#### Listing
## Start
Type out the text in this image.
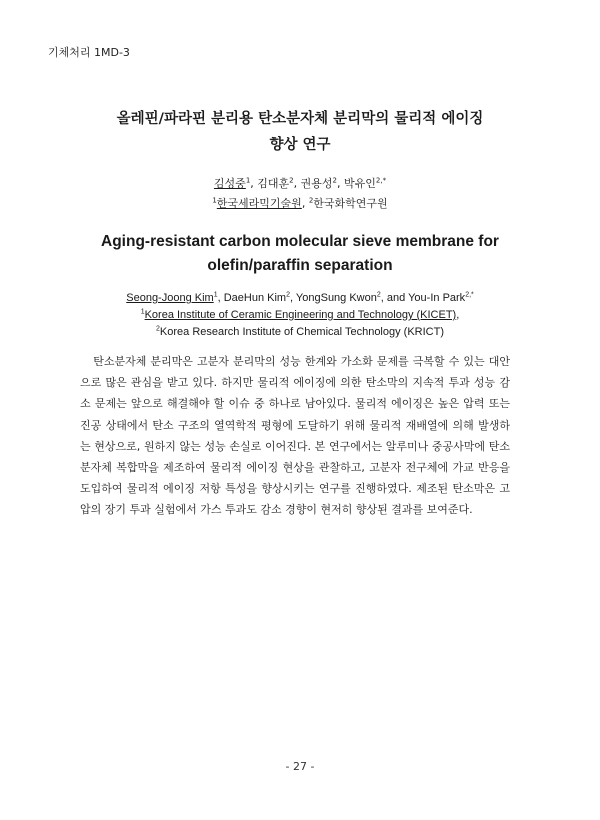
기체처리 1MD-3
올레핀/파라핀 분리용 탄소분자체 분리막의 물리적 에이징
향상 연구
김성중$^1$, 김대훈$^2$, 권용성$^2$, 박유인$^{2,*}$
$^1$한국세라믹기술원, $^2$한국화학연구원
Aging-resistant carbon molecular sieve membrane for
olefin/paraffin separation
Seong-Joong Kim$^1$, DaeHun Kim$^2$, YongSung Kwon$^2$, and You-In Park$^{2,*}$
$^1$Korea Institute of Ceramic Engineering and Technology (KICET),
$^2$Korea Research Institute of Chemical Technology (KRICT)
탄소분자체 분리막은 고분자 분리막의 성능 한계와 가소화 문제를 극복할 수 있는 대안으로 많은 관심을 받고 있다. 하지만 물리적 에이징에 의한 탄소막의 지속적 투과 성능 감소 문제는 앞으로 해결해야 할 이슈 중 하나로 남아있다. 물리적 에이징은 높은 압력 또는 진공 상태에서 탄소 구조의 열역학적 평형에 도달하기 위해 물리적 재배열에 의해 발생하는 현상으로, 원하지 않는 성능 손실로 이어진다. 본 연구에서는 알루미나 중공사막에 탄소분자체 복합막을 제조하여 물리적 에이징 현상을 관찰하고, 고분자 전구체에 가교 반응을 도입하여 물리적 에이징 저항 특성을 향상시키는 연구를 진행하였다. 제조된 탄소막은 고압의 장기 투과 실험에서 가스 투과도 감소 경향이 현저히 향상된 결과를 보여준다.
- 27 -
## End
## Start
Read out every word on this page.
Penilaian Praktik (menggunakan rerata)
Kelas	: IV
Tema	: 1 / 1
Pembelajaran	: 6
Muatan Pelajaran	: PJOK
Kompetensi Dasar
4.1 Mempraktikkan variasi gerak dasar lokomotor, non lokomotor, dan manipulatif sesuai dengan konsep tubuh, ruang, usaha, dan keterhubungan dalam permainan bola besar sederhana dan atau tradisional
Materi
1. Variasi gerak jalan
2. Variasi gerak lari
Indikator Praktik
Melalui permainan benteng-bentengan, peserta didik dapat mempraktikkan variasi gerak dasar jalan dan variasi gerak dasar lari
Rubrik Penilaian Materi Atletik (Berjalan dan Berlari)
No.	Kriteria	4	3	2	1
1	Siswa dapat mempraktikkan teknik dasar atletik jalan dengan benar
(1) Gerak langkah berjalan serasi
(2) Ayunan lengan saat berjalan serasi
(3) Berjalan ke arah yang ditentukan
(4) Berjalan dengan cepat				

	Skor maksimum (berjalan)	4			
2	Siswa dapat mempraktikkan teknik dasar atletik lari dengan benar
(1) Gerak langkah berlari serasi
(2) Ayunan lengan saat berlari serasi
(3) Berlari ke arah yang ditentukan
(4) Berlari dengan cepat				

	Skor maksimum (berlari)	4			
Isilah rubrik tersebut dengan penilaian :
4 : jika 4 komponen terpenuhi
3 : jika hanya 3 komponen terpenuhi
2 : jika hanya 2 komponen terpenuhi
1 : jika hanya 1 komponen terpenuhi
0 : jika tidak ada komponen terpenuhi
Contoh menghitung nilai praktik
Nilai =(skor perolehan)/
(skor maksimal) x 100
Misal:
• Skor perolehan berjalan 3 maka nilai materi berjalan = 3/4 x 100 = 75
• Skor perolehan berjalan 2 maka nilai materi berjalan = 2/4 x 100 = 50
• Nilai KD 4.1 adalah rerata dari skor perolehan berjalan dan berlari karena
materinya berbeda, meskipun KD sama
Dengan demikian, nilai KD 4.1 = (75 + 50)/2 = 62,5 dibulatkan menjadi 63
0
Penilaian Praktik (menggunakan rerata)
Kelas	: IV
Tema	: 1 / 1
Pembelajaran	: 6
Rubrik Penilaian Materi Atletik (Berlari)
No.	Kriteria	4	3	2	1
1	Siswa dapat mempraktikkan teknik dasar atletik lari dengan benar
## End
#### Exercise description
Determine the number of lines in the data that contain "terpenuhi" as a word or string, and state only that number.

#### Full answer
5